## Requests
(1) In the JSON grammar text, which quotation marks must a string be wrapped in?
(2) Please extend the JSON grammar text, picking up right after its last sentence.

JSON has a small, strict grammar — six data types and a handful of rules. Knowing them makes it obvious why a document is invalid and how to fix it. This is the complete set, with examples.

Updated July 20265 min read

What JSON is

JSON (JavaScript Object Notation) is a text format for structured data. A JSON document is a single value — most often an object or an array, but it can also be a bare string, number, boolean, or null. Its grammar is deliberately tiny, which is why nearly every language can parse it.

The six data types

String

Text wrapped in double quotes. Single quotes are not allowed. Special characters are escaped with a backslash — \n, \t, \", and \\, plus \uXXXX for arbitrary Unicode.

"hello"
"line one\nline two"
"她说 \"hi\""

Number

A decimal number, optionally negative, with an optional fraction and exponent. There is no separate integer type, no leading +, no leading zeros, and no NaN or Infinity.

## Supplied material
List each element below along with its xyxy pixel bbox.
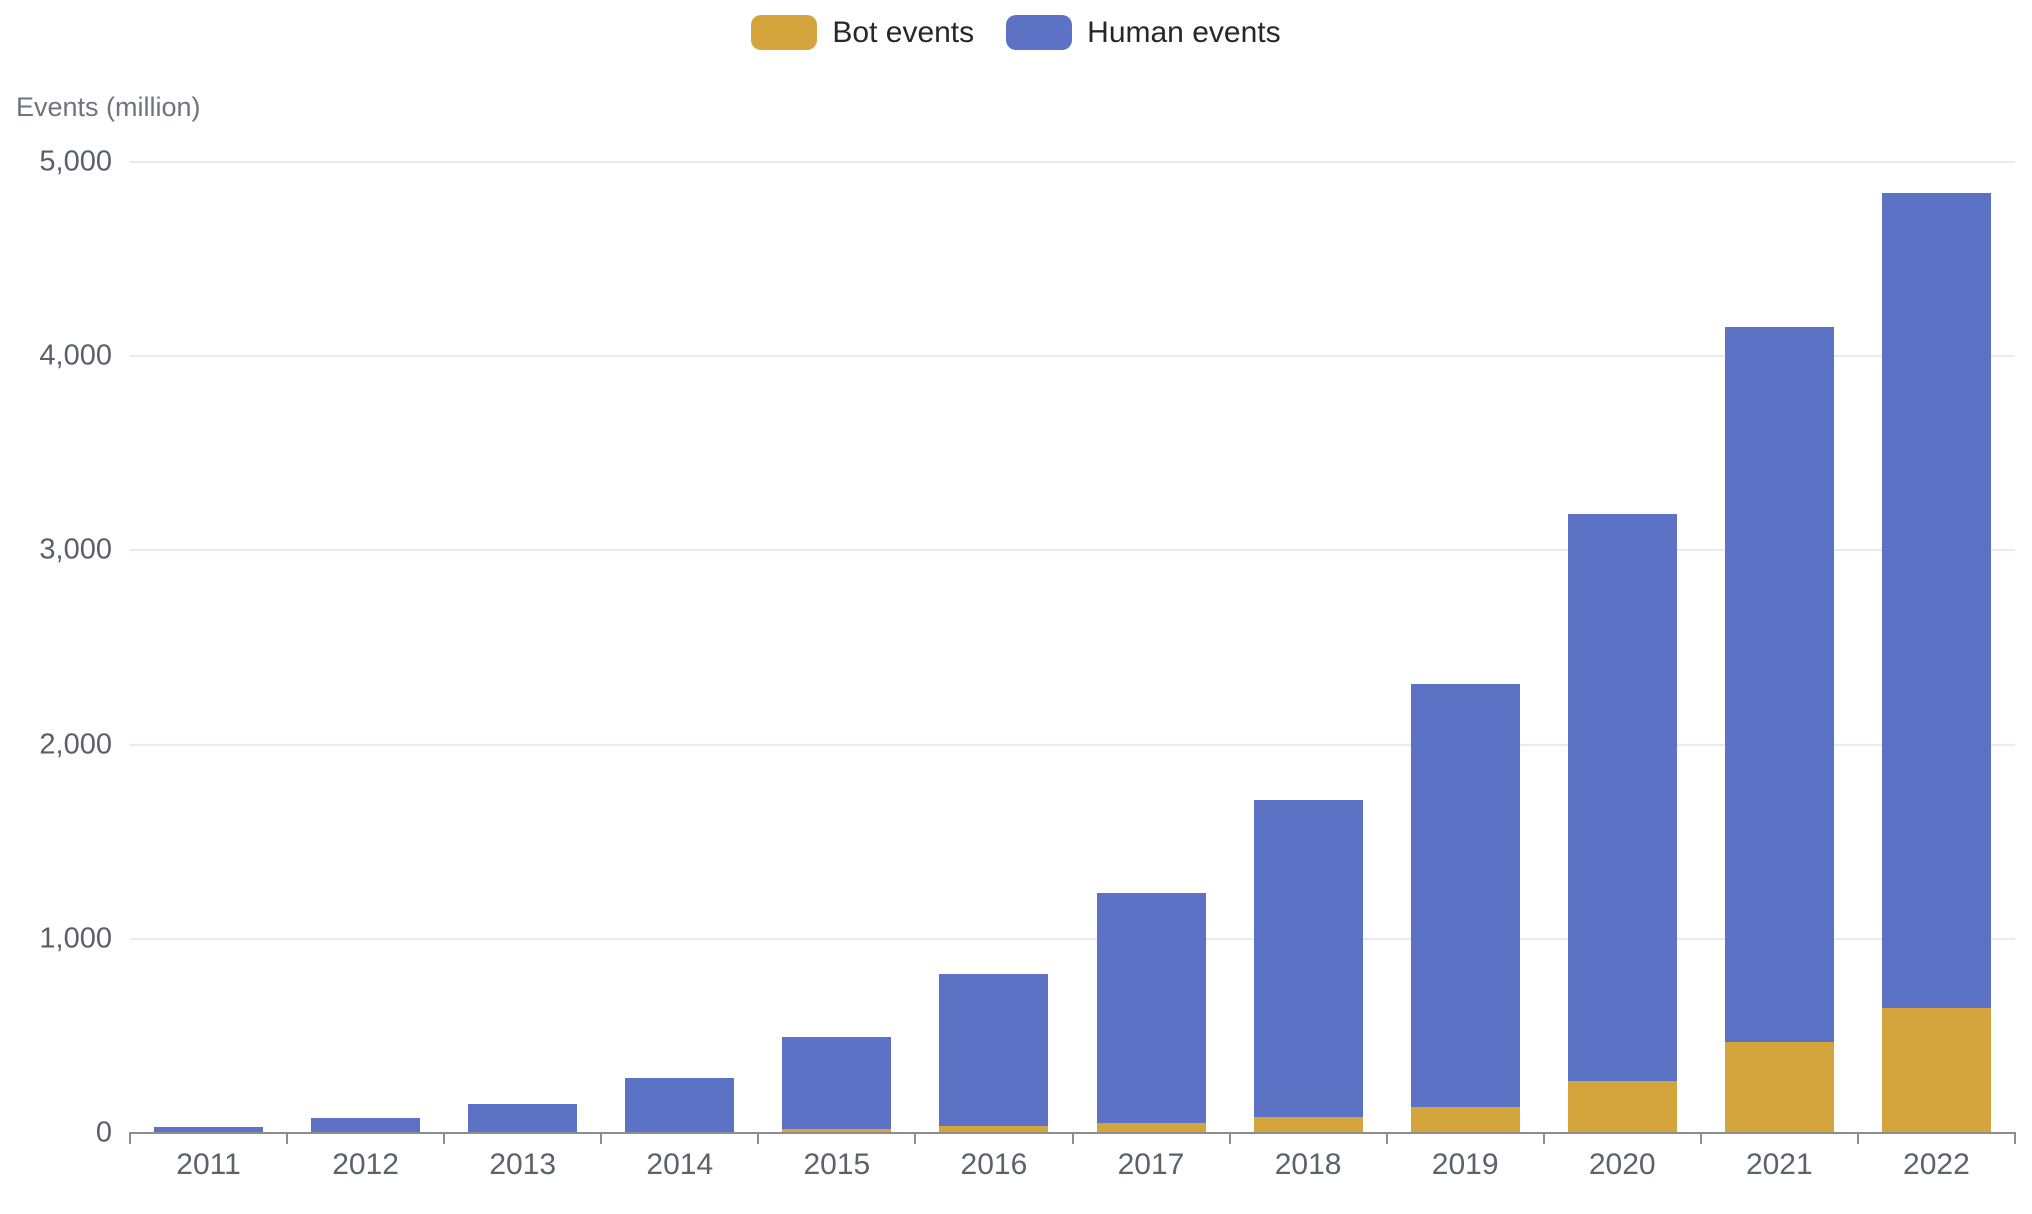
plot-area [129, 161, 2016, 1144]
bar-human-events-2011 [154, 1127, 264, 1133]
gridline-5000 [130, 161, 2015, 163]
bar-bot-events-2015 [782, 1129, 892, 1133]
bar-human-events-2018 [1253, 799, 1363, 1118]
x-tick-label-2017: 2017 [1117, 1148, 1185, 1181]
bar-bot-events-2016 [939, 1126, 1049, 1133]
bar-human-events-2015 [782, 1036, 892, 1130]
legend-label: Bot events [832, 15, 975, 49]
x-axis-tick [2014, 1133, 2016, 1144]
bar-human-events-2017 [1096, 893, 1206, 1124]
x-axis-labels: 2011 2012 2013 2014 2015 2016 2017 2018 2019 2020… [130, 1148, 2015, 1182]
bar-human-events-2021 [1724, 327, 1834, 1042]
x-tick-label-2011: 2011 [176, 1148, 241, 1181]
bar-group-2016 [915, 162, 1072, 1133]
bar-human-events-2014 [625, 1077, 735, 1133]
bar-bot-events-2021 [1724, 1041, 1834, 1133]
bar-bot-events-2017 [1096, 1123, 1206, 1133]
bot-events-swatch-icon [751, 15, 818, 50]
bar-human-events-2012 [311, 1118, 421, 1133]
bar-human-events-2016 [939, 973, 1049, 1127]
bar-group-2022 [1858, 162, 2015, 1133]
x-axis-tick [1699, 1133, 1702, 1144]
legend-item-human-events[interactable]: Human events [1006, 15, 1281, 50]
bar-human-events-2022 [1881, 193, 1991, 1008]
legend-label: Human events [1087, 15, 1281, 49]
bar-group-2012 [287, 162, 444, 1133]
gridline-4000 [130, 355, 2015, 358]
x-axis-tick [129, 1133, 131, 1144]
bar-group-2013 [444, 162, 601, 1133]
x-axis-tick [443, 1133, 446, 1144]
x-axis-tick [286, 1133, 289, 1144]
bar-group-2017 [1072, 162, 1229, 1133]
x-axis-tick [1071, 1133, 1074, 1144]
gridline-3000 [130, 549, 2015, 552]
x-axis-tick [1542, 1133, 1545, 1144]
x-tick-label-2022: 2022 [1903, 1148, 1970, 1181]
x-tick-label-2012: 2012 [332, 1148, 399, 1181]
x-tick-label-2016: 2016 [960, 1148, 1028, 1181]
x-tick-label-2013: 2013 [489, 1148, 557, 1181]
y-tick-label-0: 0 [95, 1116, 112, 1149]
bar-bot-events-2019 [1410, 1106, 1520, 1133]
x-axis-tick [757, 1133, 760, 1144]
x-tick-label-2020: 2020 [1588, 1148, 1656, 1181]
x-axis-tick [914, 1133, 917, 1144]
x-axis-tick [600, 1133, 603, 1144]
y-axis-title: Events (million) [16, 92, 201, 122]
bar-bot-events-2022 [1881, 1007, 1991, 1133]
bar-group-2019 [1387, 162, 1544, 1133]
human-events-swatch-icon [1006, 15, 1073, 50]
y-tick-label-3000: 3,000 [39, 533, 112, 566]
x-tick-label-2018: 2018 [1274, 1148, 1342, 1181]
bar-group-2021 [1701, 162, 1858, 1133]
y-tick-label-4000: 4,000 [39, 339, 112, 372]
bar-human-events-2013 [468, 1103, 578, 1133]
x-tick-label-2019: 2019 [1431, 1148, 1499, 1181]
legend-item-bot-events[interactable]: Bot events [751, 15, 974, 50]
gridline-1000 [130, 937, 2015, 940]
y-tick-label-1000: 1,000 [39, 922, 112, 955]
x-tick-label-2015: 2015 [803, 1148, 871, 1181]
bar-group-2014 [601, 162, 758, 1133]
y-tick-label-2000: 2,000 [39, 728, 112, 761]
y-axis-labels: 5,000 4,000 3,000 2,000 1,000 0 [0, 146, 112, 1149]
bar-group-2018 [1230, 162, 1387, 1133]
bar-group-2011 [130, 162, 287, 1133]
x-axis-tick [1856, 1133, 1859, 1144]
x-axis-tick [1228, 1133, 1231, 1144]
x-tick-label-2014: 2014 [646, 1148, 714, 1181]
y-tick-label-5000: 5,000 [39, 145, 112, 178]
bar-bot-events-2020 [1567, 1080, 1677, 1133]
bar-group-2015 [758, 162, 915, 1133]
gridline-2000 [130, 743, 2015, 746]
x-tick-label-2021: 2021 [1745, 1148, 1813, 1181]
bar-bot-events-2018 [1253, 1117, 1363, 1133]
legend: Bot events Human events [0, 15, 2032, 50]
bar-group-2020 [1544, 162, 1701, 1133]
bar-human-events-2020 [1567, 513, 1677, 1081]
bar-human-events-2019 [1410, 684, 1520, 1107]
x-axis-tick [1385, 1133, 1388, 1144]
bars [130, 162, 2015, 1133]
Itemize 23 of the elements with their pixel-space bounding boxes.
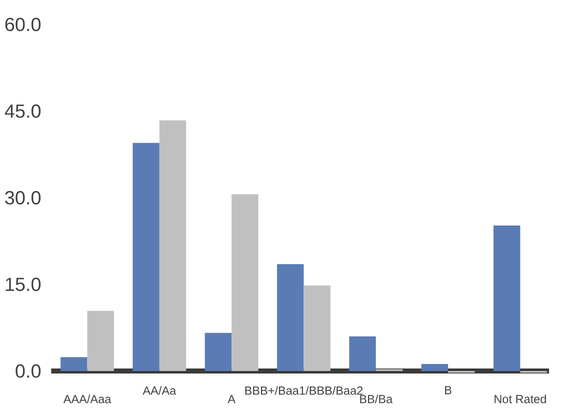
x-tick-label: A [228, 394, 236, 403]
bar [159, 120, 186, 371]
y-tick-label: 60.0 [5, 18, 41, 31]
x-tick-label: BB/Ba [360, 394, 393, 404]
bar [349, 336, 376, 371]
bar [60, 356, 88, 371]
bar [494, 225, 520, 371]
y-tick-label: 45.0 [4, 104, 41, 118]
bar [204, 332, 232, 371]
bar [304, 285, 330, 371]
y-tick-label: 15.0 [6, 277, 41, 291]
bar [277, 264, 304, 371]
bar [87, 310, 114, 371]
y-tick-label: 30.0 [5, 190, 41, 204]
bar [232, 194, 258, 371]
x-tick-label: AAA/Aaa [63, 394, 112, 404]
x-tick-label: AA/Aa [142, 386, 176, 395]
x-tick-label: B [445, 386, 452, 394]
bar [421, 364, 448, 371]
y-tick-label: 0.0 [16, 364, 41, 378]
x-tick-label: Not Rated [494, 394, 546, 404]
bar [132, 142, 160, 371]
x-tick-label: BBB+/Baa1/BBB/Baa2 [245, 386, 363, 395]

## Final results
(1) Double quotes; single quotes are not allowed.

(2)
42      -3.14      6.022e23      0.5

Boolean

Exactly true or false, lowercase and unquoted.

Null

The literal null, representing "no value." JSON has no undefined.

Object

An unordered set of key/value pairs inside { }. Keys must be double-quoted strings; values can be any JSON type. Pairs are separated by commas and keys from values by a colon.

{
  "name": "Ada",
  "age": 36,
  "admin": true,
  "team": null
}

Array

An ordered list of values inside [ ], separated by commas. Values can be of mixed types, including nested objects and arrays.

[1, "two", true, null, { "nested": [] }]

The rules that trip people up

  • No trailing commas. [1, 2, 3,] and {"a": 1,} are both invalid.
  • Double quotes only. Both keys and string values must use ", never '.
  • Keys must be quoted. {name: "Ada"} is invalid; it must be {"name": "Ada"}.
  • No comments. // and /* */ are not part of JSON.
  • No functions, dates, or undefined. Dates are usually stored as ISO strings like "2026-07-16".
  • One root value. A document is a single value; you can't place two objects side by side without wrapping them in an array.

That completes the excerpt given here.